* START Records for this exercise *
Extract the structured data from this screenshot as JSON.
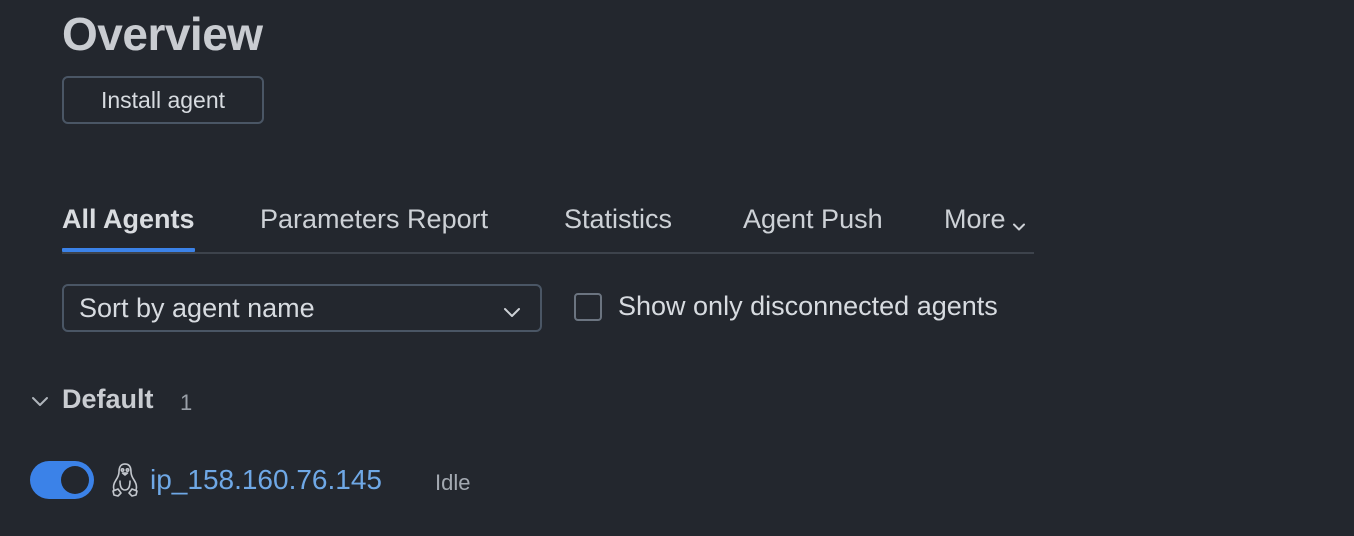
{
  "header": {
    "title": "Overview",
    "install_button_label": "Install agent"
  },
  "tabs": [
    {
      "label": "All Agents",
      "active": true
    },
    {
      "label": "Parameters Report",
      "active": false
    },
    {
      "label": "Statistics",
      "active": false
    },
    {
      "label": "Agent Push",
      "active": false
    },
    {
      "label": "More",
      "active": false,
      "icon": "chevron-down-icon"
    }
  ],
  "filters": {
    "sort_selected": "Sort by agent name",
    "disconnected_checkbox_label": "Show only disconnected agents",
    "disconnected_checked": false
  },
  "groups": [
    {
      "name": "Default",
      "count": "1",
      "expanded": true,
      "agents": [
        {
          "name": "ip_158.160.76.145",
          "status": "Idle",
          "enabled": true,
          "os_icon": "linux-penguin-icon"
        }
      ]
    }
  ],
  "colors": {
    "background": "#23272e",
    "accent": "#3b82e8",
    "link": "#6fa8e6"
  }
}
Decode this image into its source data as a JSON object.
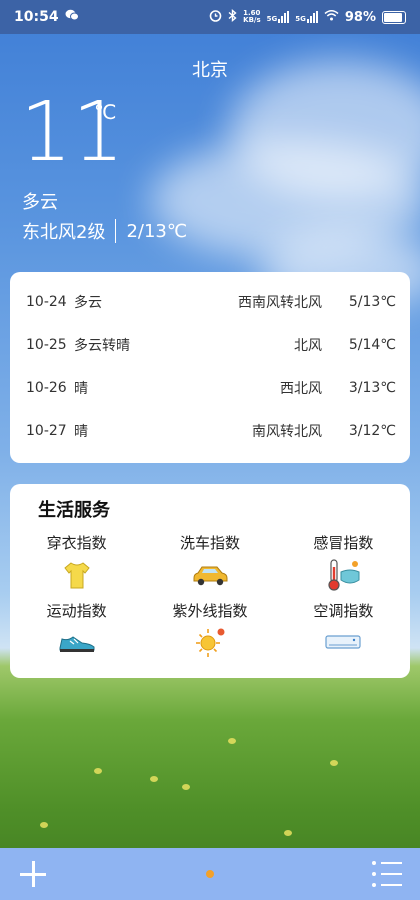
{
  "status_bar": {
    "time": "10:54",
    "net_speed_top": "1.60",
    "net_speed_unit": "KB/s",
    "sig1_label": "5G",
    "sig2_label": "5G",
    "battery": "98%",
    "battery_level": 0.98,
    "icons": [
      "wechat-icon",
      "alarm-icon",
      "bluetooth-icon",
      "signal-icon",
      "wifi-icon",
      "battery-icon"
    ]
  },
  "current": {
    "city": "北京",
    "temperature": "11",
    "unit": "℃",
    "weather": "多云",
    "wind": "东北风2级",
    "range": "2/13℃"
  },
  "forecast": [
    {
      "date": "10-24",
      "weather": "多云",
      "wind": "西南风转北风",
      "range": "5/13℃"
    },
    {
      "date": "10-25",
      "weather": "多云转晴",
      "wind": "北风",
      "range": "5/14℃"
    },
    {
      "date": "10-26",
      "weather": "晴",
      "wind": "西北风",
      "range": "3/13℃"
    },
    {
      "date": "10-27",
      "weather": "晴",
      "wind": "南风转北风",
      "range": "3/12℃"
    }
  ],
  "life": {
    "title": "生活服务",
    "items": [
      {
        "label": "穿衣指数",
        "icon": "tshirt-icon"
      },
      {
        "label": "洗车指数",
        "icon": "car-icon"
      },
      {
        "label": "感冒指数",
        "icon": "thermometer-mask-icon"
      },
      {
        "label": "运动指数",
        "icon": "sneaker-icon"
      },
      {
        "label": "紫外线指数",
        "icon": "sun-icon"
      },
      {
        "label": "空调指数",
        "icon": "air-conditioner-icon"
      }
    ]
  },
  "bottom_bar": {
    "add_icon": "plus-icon",
    "menu_icon": "list-menu-icon",
    "page_indicator_color": "#f3a12a"
  }
}
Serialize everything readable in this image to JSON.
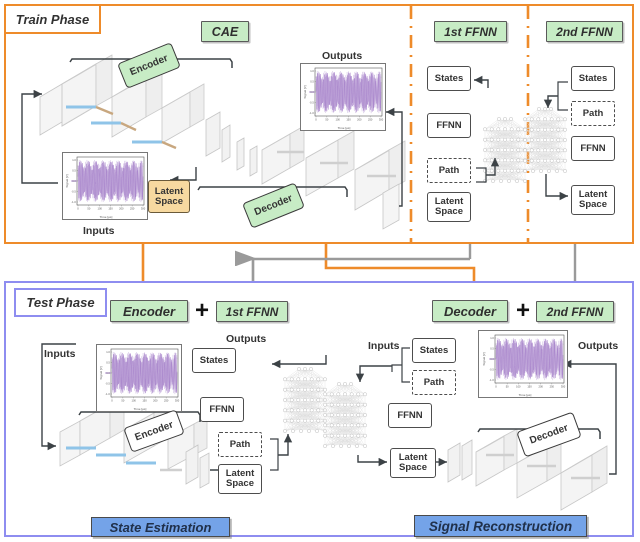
{
  "train": {
    "tab_label": "Train Phase",
    "cae_label": "CAE",
    "ffnn1_label": "1st FFNN",
    "ffnn2_label": "2nd FFNN",
    "encoder_tag": "Encoder",
    "decoder_tag": "Decoder",
    "latent_space": "Latent\nSpace",
    "inputs_label": "Inputs",
    "outputs_label": "Outputs",
    "ffnn1_nodes": [
      "States",
      "FFNN",
      "Path",
      "Latent\nSpace"
    ],
    "ffnn2_nodes": [
      "States",
      "Path",
      "FFNN",
      "Latent\nSpace"
    ]
  },
  "test": {
    "tab_label": "Test Phase",
    "left": {
      "chip_a": "Encoder",
      "plus": "+",
      "chip_b": "1st FFNN",
      "inputs_label": "Inputs",
      "outputs_label": "Outputs",
      "encoder_tag": "Encoder",
      "nodes": [
        "States",
        "FFNN",
        "Path",
        "Latent\nSpace"
      ],
      "result": "State Estimation"
    },
    "right": {
      "chip_a": "Decoder",
      "plus": "+",
      "chip_b": "2nd FFNN",
      "inputs_label": "Inputs",
      "outputs_label": "Outputs",
      "decoder_tag": "Decoder",
      "nodes": [
        "States",
        "Path",
        "FFNN",
        "Latent\nSpace"
      ],
      "result": "Signal Reconstruction"
    }
  },
  "plots": {
    "xlabel": "Time [µs]",
    "ylabel": "Signal [V]",
    "xticks": [
      "0",
      "50",
      "100",
      "150",
      "200",
      "250",
      "300"
    ],
    "yticks": [
      "1.0",
      "0.5",
      "0.0",
      "-0.5",
      "-1.0"
    ]
  },
  "colors": {
    "train_border": "#ee8b2a",
    "test_border": "#8e8df0",
    "chip_green": "#c7ecc5",
    "chip_blue": "#74a3e8",
    "latent_tan": "#f7d9a0",
    "signal_purple": "#9b72c4",
    "arrow_gray": "#9a9a9a",
    "line_dark": "#3c4246"
  }
}
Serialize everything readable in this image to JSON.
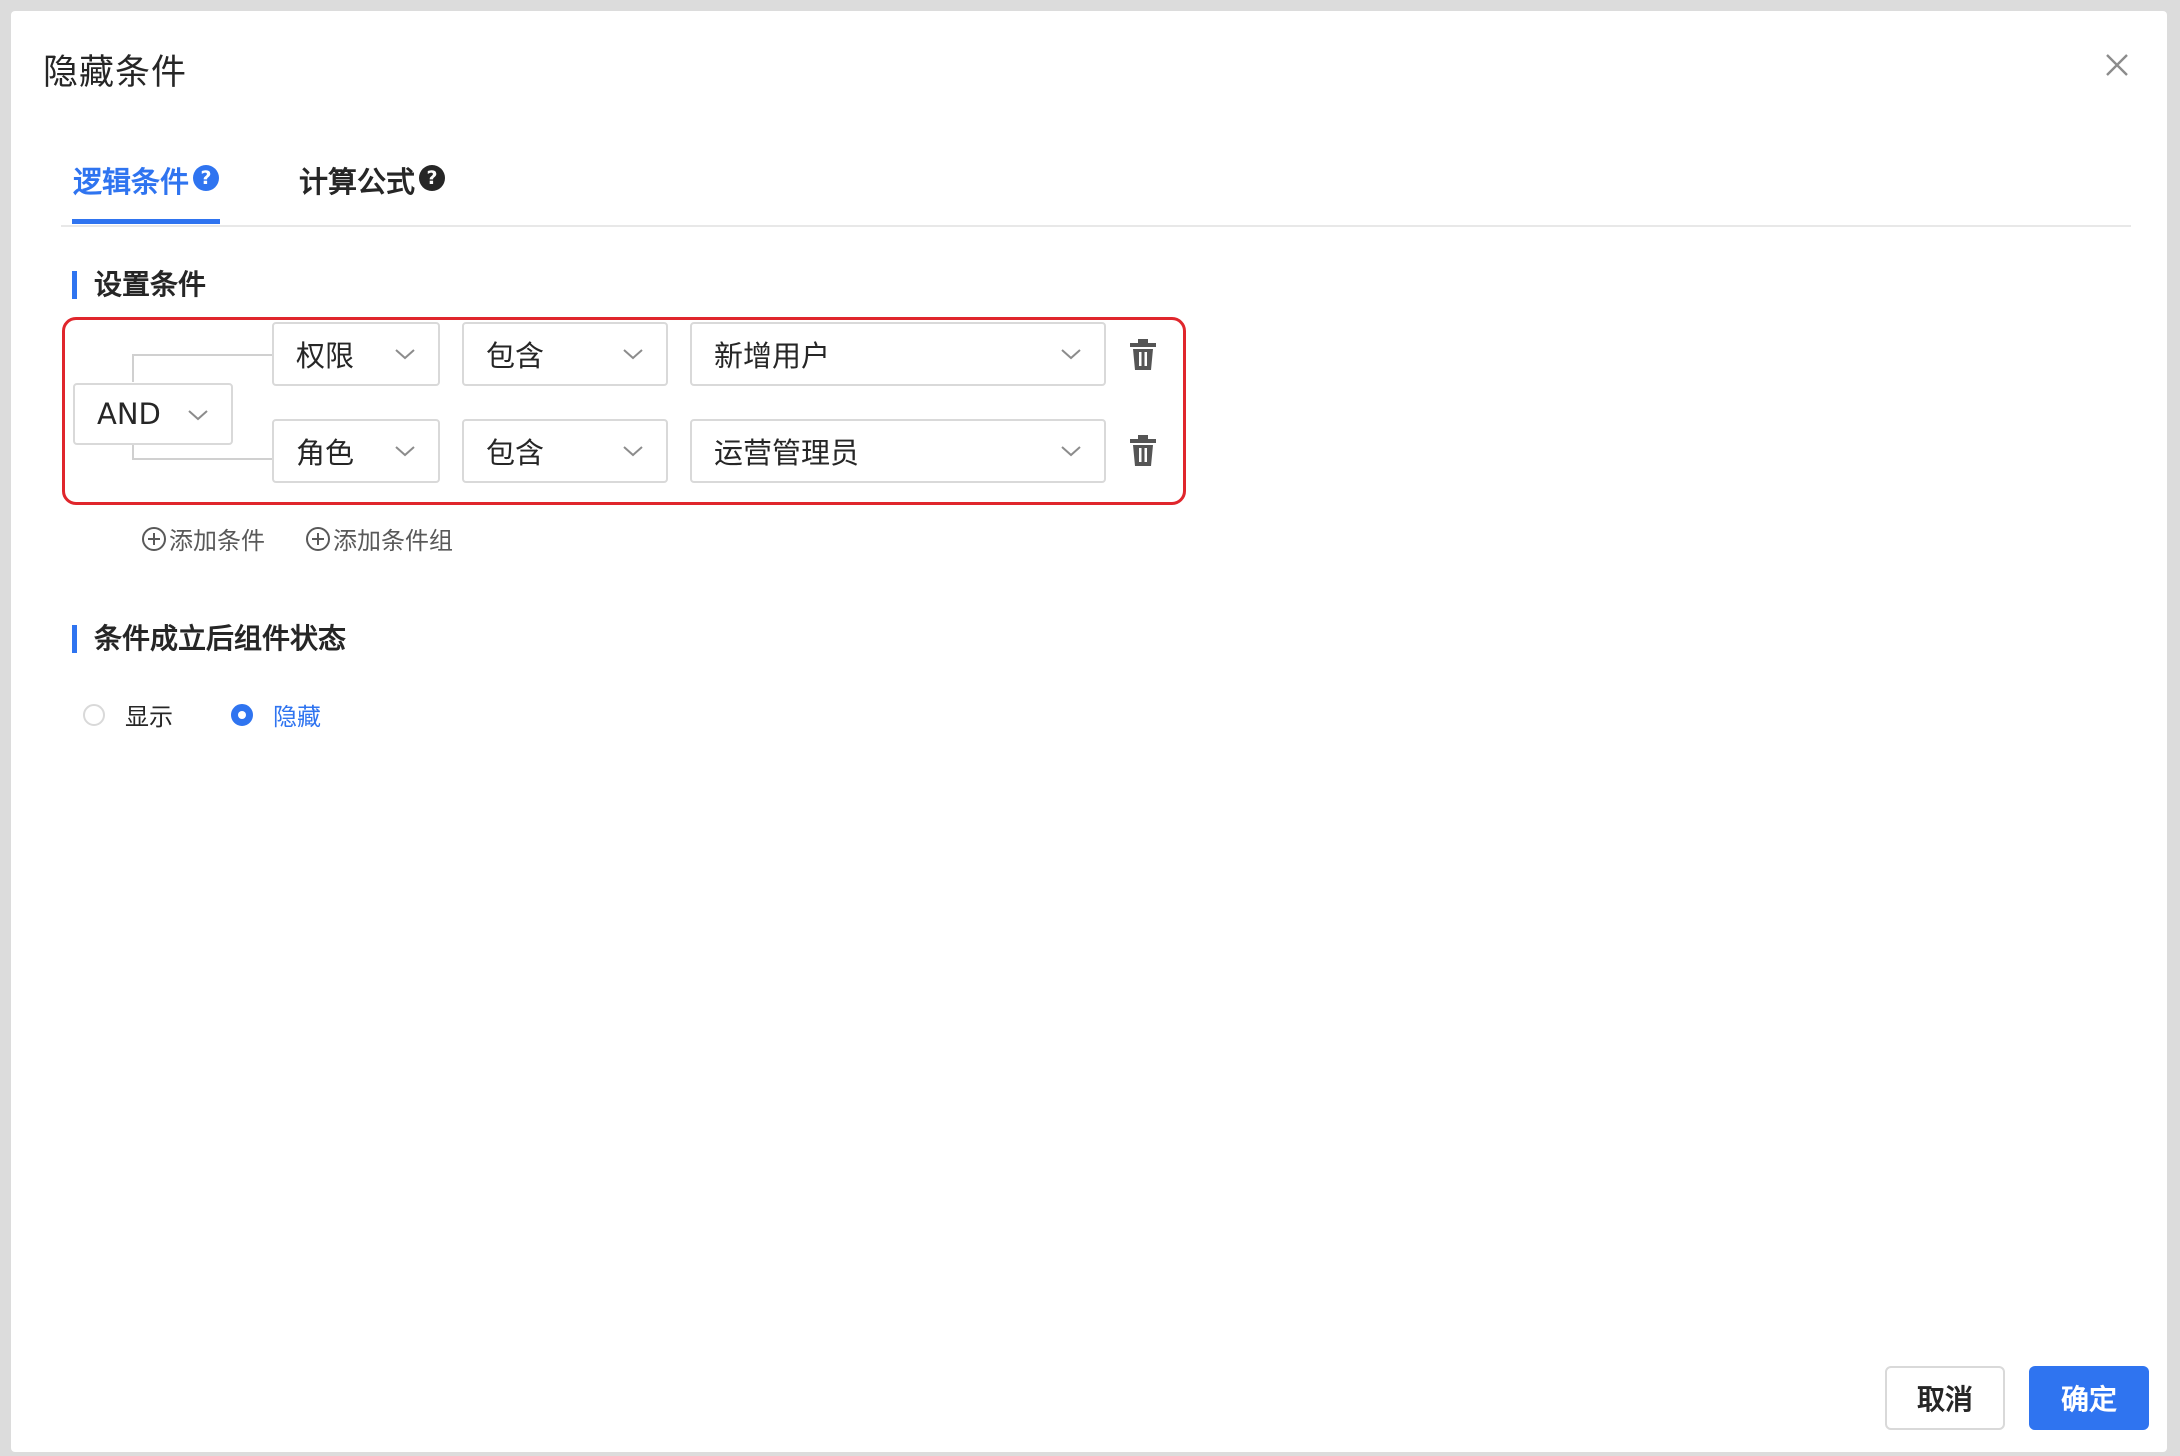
* END Records for this exercise *
Give the count of lines in the data above that hold the string "JSON", with no additional words.

Finished exercise — 4